:: What is asked ::
Give the listing again character for character, but drop the images.

:: Records shown ::

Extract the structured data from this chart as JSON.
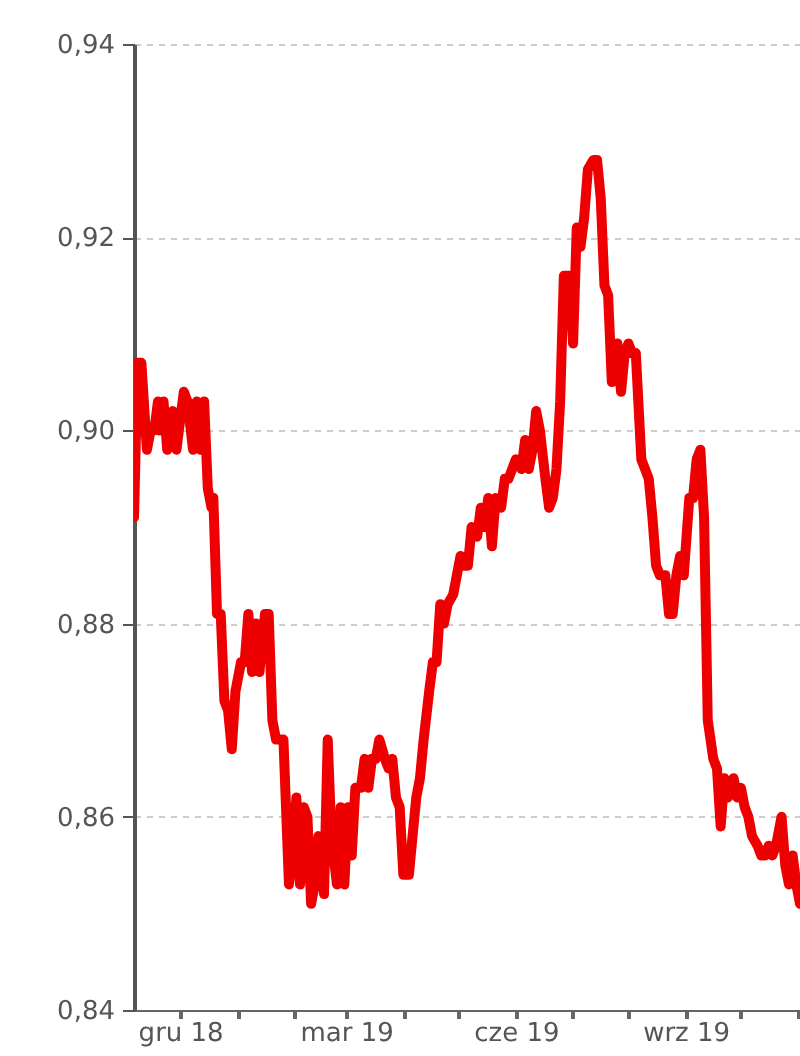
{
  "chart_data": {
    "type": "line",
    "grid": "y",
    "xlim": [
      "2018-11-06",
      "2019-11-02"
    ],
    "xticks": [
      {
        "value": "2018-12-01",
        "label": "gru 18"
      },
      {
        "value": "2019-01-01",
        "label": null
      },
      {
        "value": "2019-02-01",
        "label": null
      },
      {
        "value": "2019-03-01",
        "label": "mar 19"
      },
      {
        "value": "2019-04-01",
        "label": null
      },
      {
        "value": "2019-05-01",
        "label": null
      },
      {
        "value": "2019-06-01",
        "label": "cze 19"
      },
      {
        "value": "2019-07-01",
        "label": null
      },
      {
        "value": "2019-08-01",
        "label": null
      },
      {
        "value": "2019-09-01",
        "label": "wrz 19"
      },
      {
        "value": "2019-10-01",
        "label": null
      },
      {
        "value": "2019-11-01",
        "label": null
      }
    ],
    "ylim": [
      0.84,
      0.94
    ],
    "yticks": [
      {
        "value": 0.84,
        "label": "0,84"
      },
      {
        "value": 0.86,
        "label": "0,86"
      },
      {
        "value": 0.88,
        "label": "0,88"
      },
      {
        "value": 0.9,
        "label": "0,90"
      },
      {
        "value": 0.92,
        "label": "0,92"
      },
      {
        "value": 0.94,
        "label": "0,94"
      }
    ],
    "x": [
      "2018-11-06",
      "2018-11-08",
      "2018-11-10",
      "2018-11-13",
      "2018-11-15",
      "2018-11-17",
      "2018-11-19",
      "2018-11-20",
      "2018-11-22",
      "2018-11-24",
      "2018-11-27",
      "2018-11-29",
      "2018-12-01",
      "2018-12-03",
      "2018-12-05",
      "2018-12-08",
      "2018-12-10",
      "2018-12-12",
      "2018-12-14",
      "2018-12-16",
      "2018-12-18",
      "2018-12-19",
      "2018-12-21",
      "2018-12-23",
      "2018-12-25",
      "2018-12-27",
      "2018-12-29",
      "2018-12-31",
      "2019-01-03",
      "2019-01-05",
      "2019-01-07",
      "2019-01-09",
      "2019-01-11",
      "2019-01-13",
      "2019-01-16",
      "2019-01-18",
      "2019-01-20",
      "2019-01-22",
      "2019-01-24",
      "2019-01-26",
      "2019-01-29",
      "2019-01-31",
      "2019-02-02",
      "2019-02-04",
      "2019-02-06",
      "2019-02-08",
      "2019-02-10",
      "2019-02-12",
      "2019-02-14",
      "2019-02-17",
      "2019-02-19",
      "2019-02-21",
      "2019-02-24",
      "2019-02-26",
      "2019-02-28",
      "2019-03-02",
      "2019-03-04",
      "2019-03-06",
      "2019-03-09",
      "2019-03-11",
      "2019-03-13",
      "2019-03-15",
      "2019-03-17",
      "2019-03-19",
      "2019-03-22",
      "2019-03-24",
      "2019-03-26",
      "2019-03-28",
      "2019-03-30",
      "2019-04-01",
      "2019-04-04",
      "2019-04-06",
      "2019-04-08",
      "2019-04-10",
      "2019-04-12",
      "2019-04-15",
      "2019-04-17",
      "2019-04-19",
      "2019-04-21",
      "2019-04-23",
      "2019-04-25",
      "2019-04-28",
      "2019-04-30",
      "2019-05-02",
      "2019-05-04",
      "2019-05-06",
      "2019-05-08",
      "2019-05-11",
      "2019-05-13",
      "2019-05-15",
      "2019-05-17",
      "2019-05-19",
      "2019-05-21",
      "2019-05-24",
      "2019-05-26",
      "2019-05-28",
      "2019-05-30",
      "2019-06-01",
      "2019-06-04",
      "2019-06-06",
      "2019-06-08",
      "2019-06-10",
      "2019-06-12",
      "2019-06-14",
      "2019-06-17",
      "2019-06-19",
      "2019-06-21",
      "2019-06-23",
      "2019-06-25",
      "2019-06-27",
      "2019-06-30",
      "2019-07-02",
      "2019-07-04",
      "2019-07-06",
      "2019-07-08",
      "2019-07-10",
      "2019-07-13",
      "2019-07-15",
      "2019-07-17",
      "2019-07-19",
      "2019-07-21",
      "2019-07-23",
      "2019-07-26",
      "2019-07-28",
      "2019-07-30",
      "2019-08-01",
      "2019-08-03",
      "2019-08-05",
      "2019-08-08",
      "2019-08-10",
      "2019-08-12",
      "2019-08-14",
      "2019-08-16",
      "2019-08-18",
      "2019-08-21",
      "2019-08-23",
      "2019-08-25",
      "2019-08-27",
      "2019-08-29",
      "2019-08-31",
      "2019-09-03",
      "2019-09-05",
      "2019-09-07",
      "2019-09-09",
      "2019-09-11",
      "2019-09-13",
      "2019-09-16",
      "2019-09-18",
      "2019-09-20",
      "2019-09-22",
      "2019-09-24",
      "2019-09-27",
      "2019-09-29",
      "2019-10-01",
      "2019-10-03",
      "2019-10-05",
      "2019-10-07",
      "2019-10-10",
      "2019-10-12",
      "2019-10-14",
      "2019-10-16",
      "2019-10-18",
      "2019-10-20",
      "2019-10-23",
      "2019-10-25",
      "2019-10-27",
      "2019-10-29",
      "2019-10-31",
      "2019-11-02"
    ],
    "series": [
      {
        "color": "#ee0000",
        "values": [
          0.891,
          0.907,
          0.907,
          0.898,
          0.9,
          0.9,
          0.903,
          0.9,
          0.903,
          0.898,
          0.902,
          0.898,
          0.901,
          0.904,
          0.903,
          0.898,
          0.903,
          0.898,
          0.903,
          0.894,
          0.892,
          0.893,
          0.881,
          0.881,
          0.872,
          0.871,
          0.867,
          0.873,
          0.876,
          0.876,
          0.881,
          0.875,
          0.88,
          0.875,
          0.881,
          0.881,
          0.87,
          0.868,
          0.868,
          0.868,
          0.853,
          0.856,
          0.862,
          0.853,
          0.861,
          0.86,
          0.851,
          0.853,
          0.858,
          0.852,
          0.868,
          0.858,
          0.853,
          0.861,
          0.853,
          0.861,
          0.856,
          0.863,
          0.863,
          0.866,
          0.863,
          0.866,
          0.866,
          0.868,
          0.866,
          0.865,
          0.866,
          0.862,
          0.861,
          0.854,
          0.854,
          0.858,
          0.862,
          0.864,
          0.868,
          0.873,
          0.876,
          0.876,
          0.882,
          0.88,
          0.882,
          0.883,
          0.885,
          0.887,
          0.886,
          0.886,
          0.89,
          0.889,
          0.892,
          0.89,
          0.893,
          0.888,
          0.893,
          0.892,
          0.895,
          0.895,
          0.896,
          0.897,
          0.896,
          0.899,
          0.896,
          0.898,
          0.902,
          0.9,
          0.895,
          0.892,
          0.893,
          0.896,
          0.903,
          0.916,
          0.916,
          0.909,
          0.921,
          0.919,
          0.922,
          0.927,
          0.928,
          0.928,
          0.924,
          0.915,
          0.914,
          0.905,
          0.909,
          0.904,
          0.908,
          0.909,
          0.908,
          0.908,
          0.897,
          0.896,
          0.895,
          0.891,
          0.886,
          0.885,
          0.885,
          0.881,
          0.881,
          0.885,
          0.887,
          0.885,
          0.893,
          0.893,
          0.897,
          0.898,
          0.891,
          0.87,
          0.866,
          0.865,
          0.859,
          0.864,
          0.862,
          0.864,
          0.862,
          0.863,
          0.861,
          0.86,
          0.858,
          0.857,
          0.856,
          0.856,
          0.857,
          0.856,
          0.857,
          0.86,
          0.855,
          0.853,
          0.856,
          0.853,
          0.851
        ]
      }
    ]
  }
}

:: Correct answer ::
Extract the structured data from this chart as JSON.
{
  "chart_data": {
    "type": "line",
    "grid": "y",
    "xlim": [
      "2018-11-06",
      "2019-11-02"
    ],
    "xticks": [
      {
        "value": "2018-12-01",
        "label": "gru 18"
      },
      {
        "value": "2019-01-01",
        "label": null
      },
      {
        "value": "2019-02-01",
        "label": null
      },
      {
        "value": "2019-03-01",
        "label": "mar 19"
      },
      {
        "value": "2019-04-01",
        "label": null
      },
      {
        "value": "2019-05-01",
        "label": null
      },
      {
        "value": "2019-06-01",
        "label": "cze 19"
      },
      {
        "value": "2019-07-01",
        "label": null
      },
      {
        "value": "2019-08-01",
        "label": null
      },
      {
        "value": "2019-09-01",
        "label": "wrz 19"
      },
      {
        "value": "2019-10-01",
        "label": null
      },
      {
        "value": "2019-11-01",
        "label": null
      }
    ],
    "ylim": [
      0.84,
      0.94
    ],
    "yticks": [
      {
        "value": 0.84,
        "label": "0,84"
      },
      {
        "value": 0.86,
        "label": "0,86"
      },
      {
        "value": 0.88,
        "label": "0,88"
      },
      {
        "value": 0.9,
        "label": "0,90"
      },
      {
        "value": 0.92,
        "label": "0,92"
      },
      {
        "value": 0.94,
        "label": "0,94"
      }
    ],
    "x": [
      "2018-11-06",
      "2018-11-08",
      "2018-11-10",
      "2018-11-13",
      "2018-11-15",
      "2018-11-17",
      "2018-11-19",
      "2018-11-20",
      "2018-11-22",
      "2018-11-24",
      "2018-11-27",
      "2018-11-29",
      "2018-12-01",
      "2018-12-03",
      "2018-12-05",
      "2018-12-08",
      "2018-12-10",
      "2018-12-12",
      "2018-12-14",
      "2018-12-16",
      "2018-12-18",
      "2018-12-19",
      "2018-12-21",
      "2018-12-23",
      "2018-12-25",
      "2018-12-27",
      "2018-12-29",
      "2018-12-31",
      "2019-01-03",
      "2019-01-05",
      "2019-01-07",
      "2019-01-09",
      "2019-01-11",
      "2019-01-13",
      "2019-01-16",
      "2019-01-18",
      "2019-01-20",
      "2019-01-22",
      "2019-01-24",
      "2019-01-26",
      "2019-01-29",
      "2019-01-31",
      "2019-02-02",
      "2019-02-04",
      "2019-02-06",
      "2019-02-08",
      "2019-02-10",
      "2019-02-12",
      "2019-02-14",
      "2019-02-17",
      "2019-02-19",
      "2019-02-21",
      "2019-02-24",
      "2019-02-26",
      "2019-02-28",
      "2019-03-02",
      "2019-03-04",
      "2019-03-06",
      "2019-03-09",
      "2019-03-11",
      "2019-03-13",
      "2019-03-15",
      "2019-03-17",
      "2019-03-19",
      "2019-03-22",
      "2019-03-24",
      "2019-03-26",
      "2019-03-28",
      "2019-03-30",
      "2019-04-01",
      "2019-04-04",
      "2019-04-06",
      "2019-04-08",
      "2019-04-10",
      "2019-04-12",
      "2019-04-15",
      "2019-04-17",
      "2019-04-19",
      "2019-04-21",
      "2019-04-23",
      "2019-04-25",
      "2019-04-28",
      "2019-04-30",
      "2019-05-02",
      "2019-05-04",
      "2019-05-06",
      "2019-05-08",
      "2019-05-11",
      "2019-05-13",
      "2019-05-15",
      "2019-05-17",
      "2019-05-19",
      "2019-05-21",
      "2019-05-24",
      "2019-05-26",
      "2019-05-28",
      "2019-05-30",
      "2019-06-01",
      "2019-06-04",
      "2019-06-06",
      "2019-06-08",
      "2019-06-10",
      "2019-06-12",
      "2019-06-14",
      "2019-06-17",
      "2019-06-19",
      "2019-06-21",
      "2019-06-23",
      "2019-06-25",
      "2019-06-27",
      "2019-06-30",
      "2019-07-02",
      "2019-07-04",
      "2019-07-06",
      "2019-07-08",
      "2019-07-10",
      "2019-07-13",
      "2019-07-15",
      "2019-07-17",
      "2019-07-19",
      "2019-07-21",
      "2019-07-23",
      "2019-07-26",
      "2019-07-28",
      "2019-07-30",
      "2019-08-01",
      "2019-08-03",
      "2019-08-05",
      "2019-08-08",
      "2019-08-10",
      "2019-08-12",
      "2019-08-14",
      "2019-08-16",
      "2019-08-18",
      "2019-08-21",
      "2019-08-23",
      "2019-08-25",
      "2019-08-27",
      "2019-08-29",
      "2019-08-31",
      "2019-09-03",
      "2019-09-05",
      "2019-09-07",
      "2019-09-09",
      "2019-09-11",
      "2019-09-13",
      "2019-09-16",
      "2019-09-18",
      "2019-09-20",
      "2019-09-22",
      "2019-09-24",
      "2019-09-27",
      "2019-09-29",
      "2019-10-01",
      "2019-10-03",
      "2019-10-05",
      "2019-10-07",
      "2019-10-10",
      "2019-10-12",
      "2019-10-14",
      "2019-10-16",
      "2019-10-18",
      "2019-10-20",
      "2019-10-23",
      "2019-10-25",
      "2019-10-27",
      "2019-10-29",
      "2019-10-31",
      "2019-11-02"
    ],
    "series": [
      {
        "color": "#ee0000",
        "values": [
          0.891,
          0.907,
          0.907,
          0.898,
          0.9,
          0.9,
          0.903,
          0.9,
          0.903,
          0.898,
          0.902,
          0.898,
          0.901,
          0.904,
          0.903,
          0.898,
          0.903,
          0.898,
          0.903,
          0.894,
          0.892,
          0.893,
          0.881,
          0.881,
          0.872,
          0.871,
          0.867,
          0.873,
          0.876,
          0.876,
          0.881,
          0.875,
          0.88,
          0.875,
          0.881,
          0.881,
          0.87,
          0.868,
          0.868,
          0.868,
          0.853,
          0.856,
          0.862,
          0.853,
          0.861,
          0.86,
          0.851,
          0.853,
          0.858,
          0.852,
          0.868,
          0.858,
          0.853,
          0.861,
          0.853,
          0.861,
          0.856,
          0.863,
          0.863,
          0.866,
          0.863,
          0.866,
          0.866,
          0.868,
          0.866,
          0.865,
          0.866,
          0.862,
          0.861,
          0.854,
          0.854,
          0.858,
          0.862,
          0.864,
          0.868,
          0.873,
          0.876,
          0.876,
          0.882,
          0.88,
          0.882,
          0.883,
          0.885,
          0.887,
          0.886,
          0.886,
          0.89,
          0.889,
          0.892,
          0.89,
          0.893,
          0.888,
          0.893,
          0.892,
          0.895,
          0.895,
          0.896,
          0.897,
          0.896,
          0.899,
          0.896,
          0.898,
          0.902,
          0.9,
          0.895,
          0.892,
          0.893,
          0.896,
          0.903,
          0.916,
          0.916,
          0.909,
          0.921,
          0.919,
          0.922,
          0.927,
          0.928,
          0.928,
          0.924,
          0.915,
          0.914,
          0.905,
          0.909,
          0.904,
          0.908,
          0.909,
          0.908,
          0.908,
          0.897,
          0.896,
          0.895,
          0.891,
          0.886,
          0.885,
          0.885,
          0.881,
          0.881,
          0.885,
          0.887,
          0.885,
          0.893,
          0.893,
          0.897,
          0.898,
          0.891,
          0.87,
          0.866,
          0.865,
          0.859,
          0.864,
          0.862,
          0.864,
          0.862,
          0.863,
          0.861,
          0.86,
          0.858,
          0.857,
          0.856,
          0.856,
          0.857,
          0.856,
          0.857,
          0.86,
          0.855,
          0.853,
          0.856,
          0.853,
          0.851
        ]
      }
    ]
  }
}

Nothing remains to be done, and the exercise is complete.